* begin *

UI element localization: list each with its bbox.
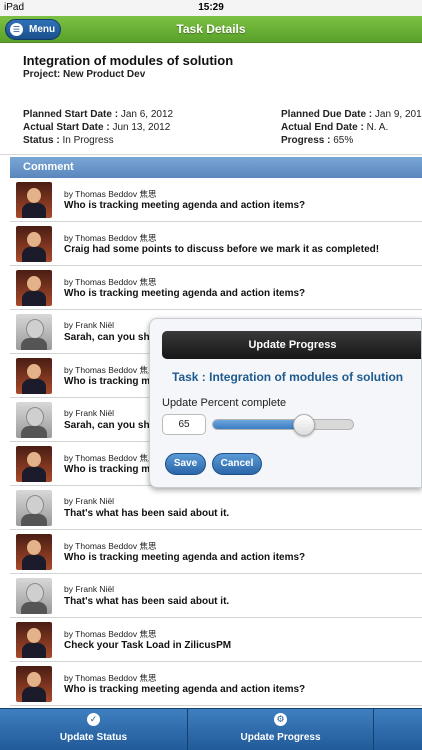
comment-author: by Thomas Beddov 焦思 (64, 629, 157, 639)
comment-text: Sarah, can you sh (64, 420, 150, 431)
progress-slider[interactable] (212, 414, 354, 436)
comment-text: Who is tracking m (64, 464, 151, 475)
comment-item[interactable]: by Thomas Beddov 焦思 Who is tracking meet… (10, 662, 422, 706)
cancel-button[interactable]: Cancel (212, 453, 262, 475)
actual-end-date: Actual End Date : N. A. (281, 122, 388, 133)
comment-author: by Thomas Beddov 焦思 (64, 673, 157, 683)
page-title: Task Details (176, 22, 246, 36)
comment-text: That's what has been said about it. (64, 508, 230, 519)
comment-item[interactable]: by Frank Niël That's what has been said … (10, 574, 422, 618)
comment-author: by Frank Niël (64, 320, 115, 330)
task-progress: Progress : 65% (281, 135, 353, 146)
comment-author: by Frank Niël (64, 408, 115, 418)
comment-text: Check your Task Load in ZilicusPM (64, 640, 232, 651)
progress-value: 65% (333, 135, 354, 146)
avatar (16, 402, 52, 438)
comment-text: Who is tracking meeting agenda and actio… (64, 288, 306, 299)
planned-due-date: Planned Due Date : Jan 9, 201 (281, 109, 422, 120)
actual-start-value: Jun 13, 2012 (112, 122, 171, 133)
avatar (16, 534, 52, 570)
task-status: Status : In Progress (23, 135, 114, 146)
project-name: Project: New Product Dev (23, 69, 146, 80)
dialog-title: Update Progress (162, 331, 421, 359)
avatar (16, 182, 52, 218)
status-label: Status : (23, 135, 60, 146)
planned-start-label: Planned Start Date : (23, 109, 119, 120)
comment-text: Who is tracking m (64, 376, 151, 387)
clock: 15:29 (198, 2, 224, 13)
dialog-task-name: Task : Integration of modules of solutio… (172, 370, 404, 384)
status-bar: iPad 15:29 (0, 0, 422, 16)
bottom-tab-bar: ✓ Update Status ⚙ Update Progress (0, 708, 422, 750)
avatar (16, 314, 52, 350)
avatar (16, 622, 52, 658)
avatar (16, 358, 52, 394)
comment-item[interactable]: by Thomas Beddov 焦思 Check your Task Load… (10, 618, 422, 662)
avatar (16, 666, 52, 702)
save-button[interactable]: Save (165, 453, 206, 475)
percent-complete-label: Update Percent complete (162, 397, 287, 409)
comment-author: by Frank Niël (64, 584, 115, 594)
slider-thumb[interactable] (293, 414, 315, 436)
comment-text: Who is tracking meeting agenda and actio… (64, 200, 306, 211)
task-title: Integration of modules of solution (23, 53, 234, 68)
planned-due-value: Jan 9, 201 (374, 109, 422, 120)
avatar (16, 270, 52, 306)
actual-end-label: Actual End Date : (281, 122, 364, 133)
comment-text: That's what has been said about it. (64, 596, 230, 607)
actual-start-label: Actual Start Date : (23, 122, 110, 133)
comment-author: by Thomas Beddov 焦思 (64, 189, 157, 199)
slider-fill (213, 420, 304, 429)
progress-label: Progress : (281, 135, 331, 146)
percent-input[interactable]: 65 (162, 414, 206, 435)
comment-author: by Frank Niël (64, 496, 115, 506)
update-progress-dialog: Update Progress Task : Integration of mo… (149, 318, 422, 488)
planned-start-date: Planned Start Date : Jan 6, 2012 (23, 109, 173, 120)
check-icon: ✓ (87, 713, 100, 726)
comment-item[interactable]: by Frank Niël That's what has been said … (10, 486, 422, 530)
update-progress-tab[interactable]: ⚙ Update Progress (188, 709, 374, 750)
comment-item[interactable]: by Thomas Beddov 焦思 Who is tracking meet… (10, 178, 422, 222)
planned-start-value: Jan 6, 2012 (120, 109, 174, 120)
comment-author: by Thomas Beddov 焦思 (64, 541, 157, 551)
comment-item[interactable]: by Thomas Beddov 焦思 Craig had some point… (10, 222, 422, 266)
comment-text: Who is tracking meeting agenda and actio… (64, 684, 306, 695)
update-status-label: Update Status (59, 732, 128, 743)
avatar (16, 446, 52, 482)
actual-end-value: N. A. (366, 122, 389, 133)
comment-text: Who is tracking meeting agenda and actio… (64, 552, 306, 563)
planned-due-label: Planned Due Date : (281, 109, 373, 120)
comment-item[interactable]: by Thomas Beddov 焦思 Who is tracking meet… (10, 266, 422, 310)
comment-text: Craig had some points to discuss before … (64, 244, 380, 255)
update-progress-label: Update Progress (240, 732, 321, 743)
avatar (16, 226, 52, 262)
comment-section-header: Comment (10, 157, 422, 178)
comment-item[interactable]: by Thomas Beddov 焦思 Who is tracking meet… (10, 530, 422, 574)
avatar (16, 578, 52, 614)
status-value: In Progress (62, 135, 114, 146)
gear-icon: ⚙ (274, 713, 287, 726)
task-info-panel: Integration of modules of solution Proje… (0, 43, 422, 155)
update-status-tab[interactable]: ✓ Update Status (0, 709, 188, 750)
avatar (16, 490, 52, 526)
comment-author: by Thomas Beddov 焦思 (64, 453, 157, 463)
comment-author: by Thomas Beddov 焦思 (64, 365, 157, 375)
actual-start-date: Actual Start Date : Jun 13, 2012 (23, 122, 170, 133)
comment-author: by Thomas Beddov 焦思 (64, 233, 157, 243)
comment-text: Sarah, can you sh (64, 332, 150, 343)
more-tab[interactable] (374, 709, 422, 750)
comment-author: by Thomas Beddov 焦思 (64, 277, 157, 287)
header-bar: ☰ Menu Task Details (0, 16, 422, 43)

* end *

Copy every one of the records above line for line, leaving out the picture markers.

UI element localization: list each with its bbox.
comment-author: by Thomas Beddov 焦思 (64, 629, 157, 639)
comment-text: Sarah, can you sh (64, 420, 150, 431)
progress-slider[interactable] (212, 414, 354, 436)
comment-text: Who is tracking m (64, 464, 151, 475)
comment-item[interactable]: by Thomas Beddov 焦思 Who is tracking meet… (10, 662, 422, 706)
cancel-button[interactable]: Cancel (212, 453, 262, 475)
actual-end-date: Actual End Date : N. A. (281, 122, 388, 133)
comment-author: by Thomas Beddov 焦思 (64, 673, 157, 683)
page-title: Task Details (176, 22, 246, 36)
comment-text: That's what has been said about it. (64, 508, 230, 519)
comment-item[interactable]: by Frank Niël That's what has been said … (10, 574, 422, 618)
comment-author: by Frank Niël (64, 320, 115, 330)
task-progress: Progress : 65% (281, 135, 353, 146)
comment-author: by Frank Niël (64, 408, 115, 418)
comment-text: Check your Task Load in ZilicusPM (64, 640, 232, 651)
progress-value: 65% (333, 135, 354, 146)
avatar (16, 402, 52, 438)
comment-text: Who is tracking meeting agenda and actio… (64, 288, 306, 299)
planned-due-date: Planned Due Date : Jan 9, 201 (281, 109, 422, 120)
actual-start-value: Jun 13, 2012 (112, 122, 171, 133)
avatar (16, 534, 52, 570)
task-status: Status : In Progress (23, 135, 114, 146)
project-name: Project: New Product Dev (23, 69, 146, 80)
dialog-title: Update Progress (162, 331, 421, 359)
avatar (16, 182, 52, 218)
status-label: Status : (23, 135, 60, 146)
planned-start-label: Planned Start Date : (23, 109, 119, 120)
comment-text: Who is tracking m (64, 376, 151, 387)
clock: 15:29 (198, 2, 224, 13)
dialog-task-name: Task : Integration of modules of solutio… (172, 370, 404, 384)
status-bar: iPad 15:29 (0, 0, 422, 16)
bottom-tab-bar: ✓ Update Status ⚙ Update Progress (0, 708, 422, 750)
avatar (16, 314, 52, 350)
avatar (16, 622, 52, 658)
avatar (16, 358, 52, 394)
comment-item[interactable]: by Thomas Beddov 焦思 Check your Task Load… (10, 618, 422, 662)
avatar (16, 666, 52, 702)
save-button[interactable]: Save (165, 453, 206, 475)
percent-complete-label: Update Percent complete (162, 397, 287, 409)
comment-author: by Frank Niël (64, 584, 115, 594)
slider-thumb[interactable] (293, 414, 315, 436)
comment-text: Who is tracking meeting agenda and actio… (64, 200, 306, 211)
task-title: Integration of modules of solution (23, 53, 234, 68)
planned-due-value: Jan 9, 201 (374, 109, 422, 120)
avatar (16, 270, 52, 306)
actual-end-label: Actual End Date : (281, 122, 364, 133)
comment-text: That's what has been said about it. (64, 596, 230, 607)
actual-start-label: Actual Start Date : (23, 122, 110, 133)
comment-author: by Thomas Beddov 焦思 (64, 189, 157, 199)
slider-fill (213, 420, 304, 429)
progress-label: Progress : (281, 135, 331, 146)
percent-input[interactable]: 65 (162, 414, 206, 435)
comment-author: by Frank Niël (64, 496, 115, 506)
update-progress-dialog: Update Progress Task : Integration of mo… (149, 318, 422, 488)
planned-start-date: Planned Start Date : Jan 6, 2012 (23, 109, 173, 120)
check-icon: ✓ (87, 713, 100, 726)
comment-item[interactable]: by Frank Niël That's what has been said … (10, 486, 422, 530)
update-progress-tab[interactable]: ⚙ Update Progress (188, 709, 374, 750)
comment-item[interactable]: by Thomas Beddov 焦思 Who is tracking meet… (10, 178, 422, 222)
planned-start-value: Jan 6, 2012 (120, 109, 174, 120)
comment-author: by Thomas Beddov 焦思 (64, 541, 157, 551)
comment-item[interactable]: by Thomas Beddov 焦思 Craig had some point… (10, 222, 422, 266)
comment-text: Who is tracking meeting agenda and actio… (64, 684, 306, 695)
update-status-label: Update Status (59, 732, 128, 743)
avatar (16, 446, 52, 482)
actual-end-value: N. A. (366, 122, 389, 133)
comment-text: Who is tracking meeting agenda and actio… (64, 552, 306, 563)
planned-due-label: Planned Due Date : (281, 109, 373, 120)
comment-item[interactable]: by Thomas Beddov 焦思 Who is tracking meet… (10, 266, 422, 310)
comment-text: Craig had some points to discuss before … (64, 244, 380, 255)
update-progress-label: Update Progress (240, 732, 321, 743)
avatar (16, 226, 52, 262)
comment-section-header: Comment (10, 157, 422, 178)
comment-item[interactable]: by Thomas Beddov 焦思 Who is tracking meet… (10, 530, 422, 574)
avatar (16, 578, 52, 614)
status-value: In Progress (62, 135, 114, 146)
gear-icon: ⚙ (274, 713, 287, 726)
task-info-panel: Integration of modules of solution Proje… (0, 43, 422, 155)
update-status-tab[interactable]: ✓ Update Status (0, 709, 188, 750)
avatar (16, 490, 52, 526)
comment-author: by Thomas Beddov 焦思 (64, 453, 157, 463)
comment-author: by Thomas Beddov 焦思 (64, 365, 157, 375)
actual-start-date: Actual Start Date : Jun 13, 2012 (23, 122, 170, 133)
comment-author: by Thomas Beddov 焦思 (64, 233, 157, 243)
comment-text: Sarah, can you sh (64, 332, 150, 343)
more-tab[interactable] (374, 709, 422, 750)
comment-author: by Thomas Beddov 焦思 (64, 277, 157, 287)
header-bar: ☰ Menu Task Details (0, 16, 422, 43)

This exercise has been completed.